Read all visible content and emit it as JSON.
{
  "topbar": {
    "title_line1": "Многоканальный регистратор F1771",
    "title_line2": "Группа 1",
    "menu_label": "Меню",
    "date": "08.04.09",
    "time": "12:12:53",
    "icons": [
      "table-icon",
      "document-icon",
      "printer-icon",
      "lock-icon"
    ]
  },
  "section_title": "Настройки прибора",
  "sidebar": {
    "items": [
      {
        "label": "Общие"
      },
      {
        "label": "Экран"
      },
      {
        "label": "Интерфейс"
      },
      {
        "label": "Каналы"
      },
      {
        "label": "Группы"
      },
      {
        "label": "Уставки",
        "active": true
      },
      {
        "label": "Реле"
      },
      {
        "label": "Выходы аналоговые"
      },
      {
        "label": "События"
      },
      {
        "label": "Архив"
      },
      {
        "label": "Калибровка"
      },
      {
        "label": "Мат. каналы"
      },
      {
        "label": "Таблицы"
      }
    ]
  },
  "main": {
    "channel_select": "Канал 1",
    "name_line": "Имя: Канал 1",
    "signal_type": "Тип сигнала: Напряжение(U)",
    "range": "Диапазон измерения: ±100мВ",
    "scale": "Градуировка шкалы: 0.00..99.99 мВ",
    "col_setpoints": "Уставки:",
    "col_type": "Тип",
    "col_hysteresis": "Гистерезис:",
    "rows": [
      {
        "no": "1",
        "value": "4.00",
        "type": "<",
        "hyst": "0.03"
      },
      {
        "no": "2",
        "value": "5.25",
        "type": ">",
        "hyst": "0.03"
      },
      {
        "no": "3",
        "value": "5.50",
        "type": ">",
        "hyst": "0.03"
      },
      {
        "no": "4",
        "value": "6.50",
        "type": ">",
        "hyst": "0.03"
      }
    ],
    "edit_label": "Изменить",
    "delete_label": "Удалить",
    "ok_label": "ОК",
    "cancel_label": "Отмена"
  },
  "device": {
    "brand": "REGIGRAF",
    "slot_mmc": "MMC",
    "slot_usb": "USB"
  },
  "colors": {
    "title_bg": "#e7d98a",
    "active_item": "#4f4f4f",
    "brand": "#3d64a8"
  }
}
___
Make an exact copy of the material above.

Task output.
Read all visible content and emit it as JSON.
{
  "topbar": {
    "title_line1": "Многоканальный регистратор F1771",
    "title_line2": "Группа 1",
    "menu_label": "Меню",
    "date": "08.04.09",
    "time": "12:12:53",
    "icons": [
      "table-icon",
      "document-icon",
      "printer-icon",
      "lock-icon"
    ]
  },
  "section_title": "Настройки прибора",
  "sidebar": {
    "items": [
      {
        "label": "Общие"
      },
      {
        "label": "Экран"
      },
      {
        "label": "Интерфейс"
      },
      {
        "label": "Каналы"
      },
      {
        "label": "Группы"
      },
      {
        "label": "Уставки",
        "active": true
      },
      {
        "label": "Реле"
      },
      {
        "label": "Выходы аналоговые"
      },
      {
        "label": "События"
      },
      {
        "label": "Архив"
      },
      {
        "label": "Калибровка"
      },
      {
        "label": "Мат. каналы"
      },
      {
        "label": "Таблицы"
      }
    ]
  },
  "main": {
    "channel_select": "Канал 1",
    "name_line": "Имя: Канал 1",
    "signal_type": "Тип сигнала: Напряжение(U)",
    "range": "Диапазон измерения: ±100мВ",
    "scale": "Градуировка шкалы: 0.00..99.99 мВ",
    "col_setpoints": "Уставки:",
    "col_type": "Тип",
    "col_hysteresis": "Гистерезис:",
    "rows": [
      {
        "no": "1",
        "value": "4.00",
        "type": "<",
        "hyst": "0.03"
      },
      {
        "no": "2",
        "value": "5.25",
        "type": ">",
        "hyst": "0.03"
      },
      {
        "no": "3",
        "value": "5.50",
        "type": ">",
        "hyst": "0.03"
      },
      {
        "no": "4",
        "value": "6.50",
        "type": ">",
        "hyst": "0.03"
      }
    ],
    "edit_label": "Изменить",
    "delete_label": "Удалить",
    "ok_label": "ОК",
    "cancel_label": "Отмена"
  },
  "device": {
    "brand": "REGIGRAF",
    "slot_mmc": "MMC",
    "slot_usb": "USB"
  },
  "colors": {
    "title_bg": "#e7d98a",
    "active_item": "#4f4f4f",
    "brand": "#3d64a8"
  }
}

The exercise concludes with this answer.